*Supplied text*.
========

I haven't! Although I think I have a clicker laying around somewhere so that might be something I'll be breaking out.  Thanks for the suggestion, I'll look her up!


----------



## PeggyTheParti (Sep 5, 2019)

I don’t use the clicker often, but it’s my absolute favourite tool for teaching new things.

Some more rambling thoughts on this topic:

Mollie barking at the TV is probably pretty similar, psychologically, to Peggy alerting us to noises in our current vacation spot (our most recent challenge). Shouting no, saying no firmly, grabbing her muzzle.... All of those things people do out of frustration have zero positive effect on a dog that’s in a hyper-alert state.

I try to think of barking as an unconscious action, kind of like your heart rate speeding up when you watch a scary movie. Imagine someone yelling at you to STOP IT because your pounding heart was annoying them? Would you know what they wanted from you? Or how to stop it?

Now what if they instead turned on the lights and started talking to you about a favourite memory? Your heart rate would naturally slow down. You may be a little annoyed, because you were enjoying the movie. It was entertaining. It was something to do. But now—oooh!— they’re bringing out your favourite snack. And actually, you’re pretty sleepy because you’ve had a fulfilling day and tomorrow will be full of other fulfilling activities. Maybe amping yourself up with a scary movie isn’t so appealing after all. They hand you a good book. You curl up with it and ask if there are any more yummy snacks....

You want to 1) change Mollie’s mental state and 2) provide her with alternative pleasurable behaviours.

========

*Recorded data*.
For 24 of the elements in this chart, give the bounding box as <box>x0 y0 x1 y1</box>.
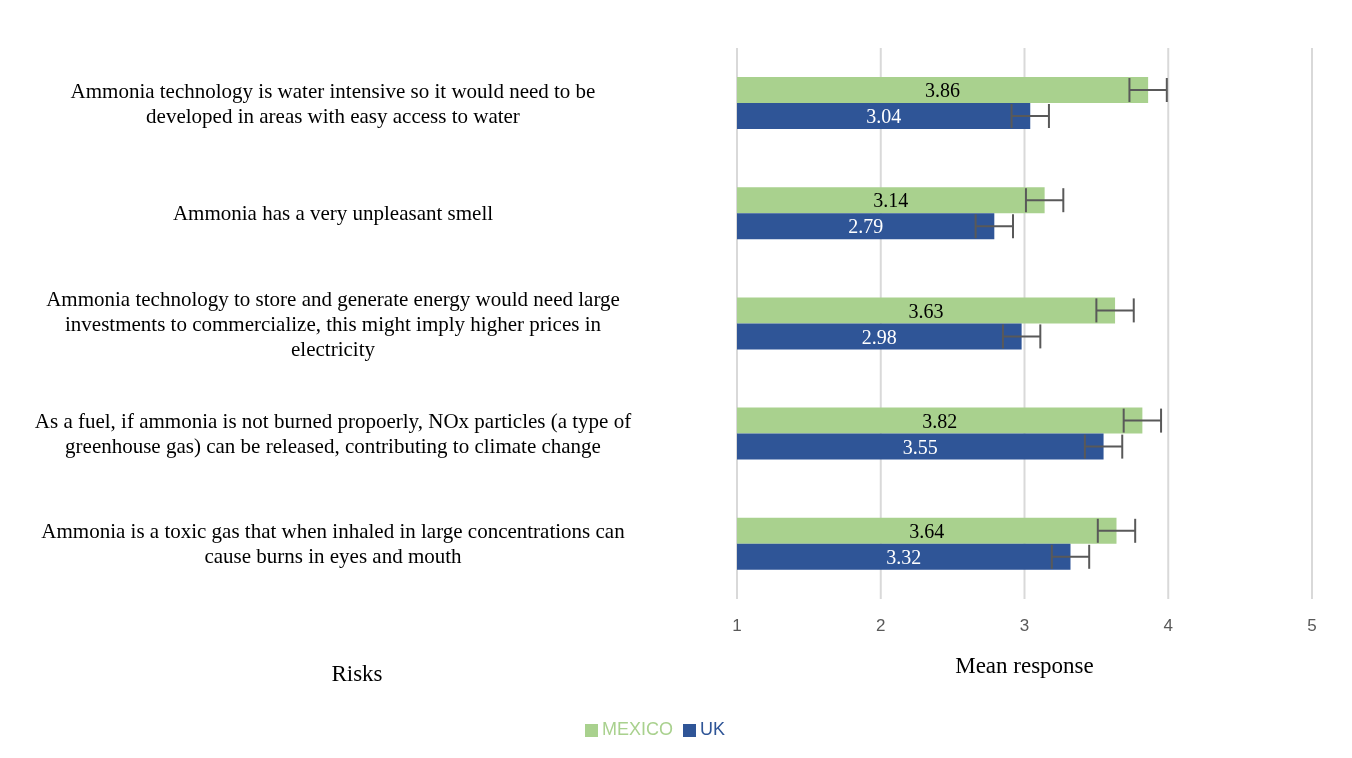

========

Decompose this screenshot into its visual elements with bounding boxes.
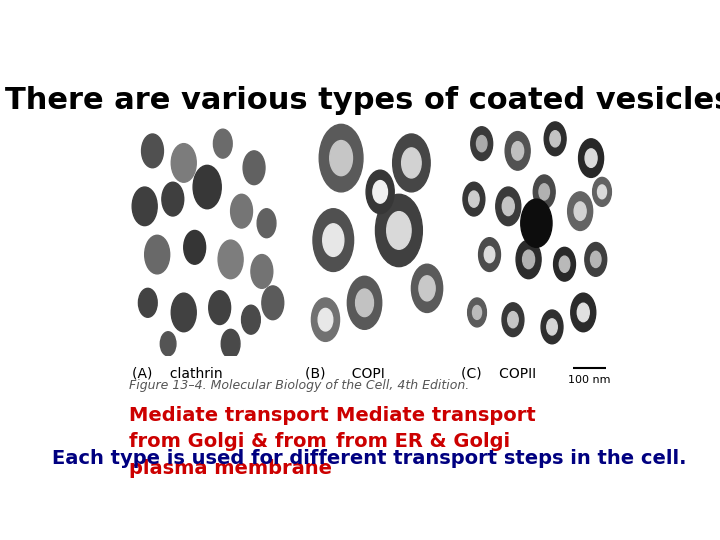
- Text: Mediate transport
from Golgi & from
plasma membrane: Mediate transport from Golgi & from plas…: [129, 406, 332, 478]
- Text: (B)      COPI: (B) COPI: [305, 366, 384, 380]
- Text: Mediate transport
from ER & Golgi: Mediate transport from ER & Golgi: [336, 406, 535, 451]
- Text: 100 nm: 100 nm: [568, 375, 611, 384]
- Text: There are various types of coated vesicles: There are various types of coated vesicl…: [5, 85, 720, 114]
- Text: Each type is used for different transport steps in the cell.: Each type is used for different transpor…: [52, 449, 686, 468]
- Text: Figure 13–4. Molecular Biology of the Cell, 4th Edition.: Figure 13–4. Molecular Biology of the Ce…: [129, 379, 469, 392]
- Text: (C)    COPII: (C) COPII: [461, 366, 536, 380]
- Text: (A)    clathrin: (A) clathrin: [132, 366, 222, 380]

========

*Set task 1*. Rewrite the listing lines from the one holding "Decompose this screenshot" through the one holding "- Text: (A)", both included, as a Markdown table with the columns Row and Line, skipping blank lines. Leave the pictures out.
*Set task 2*. Extend the forum thread about stopping a dog's barking, picking up after its last sentence.
The forum thread about barking and the listing have nothing to do with each other.

*Final answer 1*.
| Row | Line |
|---|---|
| 1 | Decompose this screenshot into its visual elements with bounding boxes. |
| 2 | - Text: Mediate transport |
| 3 | from Golgi & from |
| 4 | plasma membrane: Mediate transport from Golgi & from plas…: [129, 406, 332, 478] |
| 5 | - Text: (B)      COPI: (B) COPI: [305, 366, 384, 380] |
| 6 | - Text: Mediate transport |
| 7 | from ER & Golgi: Mediate transport from ER & Golgi: [336, 406, 535, 451] |
| 8 | - Text: 100 nm: 100 nm: [568, 375, 611, 384] |
| 9 | - Text: There are various types of coated vesicles: There are various types of coated vesicl…: [5, 85, 720, 114] |
| 10 | - Text: Each type is used for different transport steps in the cell.: Each type is used for different transpor…: [52, 449, 686, 468] |
| 11 | - Text: Figure 13–4. Molecular Biology of the Cell, 4th Edition.: Figure 13–4. Molecular Biology of the Ce…: [129, 379, 469, 392] |
| 12 | - Text: (C)    COPII: (C) COPII: [461, 366, 536, 380] |
| 13 | - Text: (A)    clathrin: (A) clathrin: [132, 366, 222, 380] |

*Final answer 2*.
You mentioned a 3-hour hike didn’t settle her? That makes perfect sense to me. A 3-hour mountain hike for a dog that’s not conditioned for 3-hour mountain hikes is going to get her adrenaline _pumping_. A consistent routine, made up of moderate physical exercise, regular mental exercise/purpose, and ample opportunity for quiet naps and unbroken restorative sleep, are likely to give you much better results.

And if you need to keep the TV off when you can’t supervise her for a while? Oh well. It’ll be worth it in the long-term. Any time we let a dog rehearse undesirable behaviours, it makes it more challenging to extinguish them. That’s why we typically keep our windows covered at poodle-level. Otherwise watching them and alerting us to passersby would become Peggy’s full-time job. Eek! No thanks.


----------



## molliespoo (Nov 19, 2021)

PeggyTheParti said:


> I don’t use the clicker often, but it’s my absolute favourite tool for teaching new things.
> 
> You want to 1) change Mollie’s mental state and 2) provide her with alternative pleasurable behaviours.
> 
> ...


Thank you for all the tips and insight! I always heard that if a dog had too much energy at night, then the solution is more exercise, but it doesn't seem to matter whether it's super intense hike or a 30 minute walk with frisbee fetches. That makes sense that about amping her up. 
And @ that last part  That made me smile because although I don't know other dogs who bark at TV, I do know many friends' dogs who love to guard windows as their full time job!


----------



## PeggyTheParti (Sep 5, 2019)

Frisbee amps Peggy up like nothing else! She is literally on edge for days after. Neighbourhood walks can have a similar effect on some dogs, especially if they’re reactive. You’ll figure out what works best for Mollie, but Peggy does best with chill sniffy walks on a long leash in natural areas, plus regular, short trick-training sessions with a calm tone. I’ll sometimes even do completely silent sessions so she tunes right into me.


----------



## PeggyTheParti (Sep 5, 2019)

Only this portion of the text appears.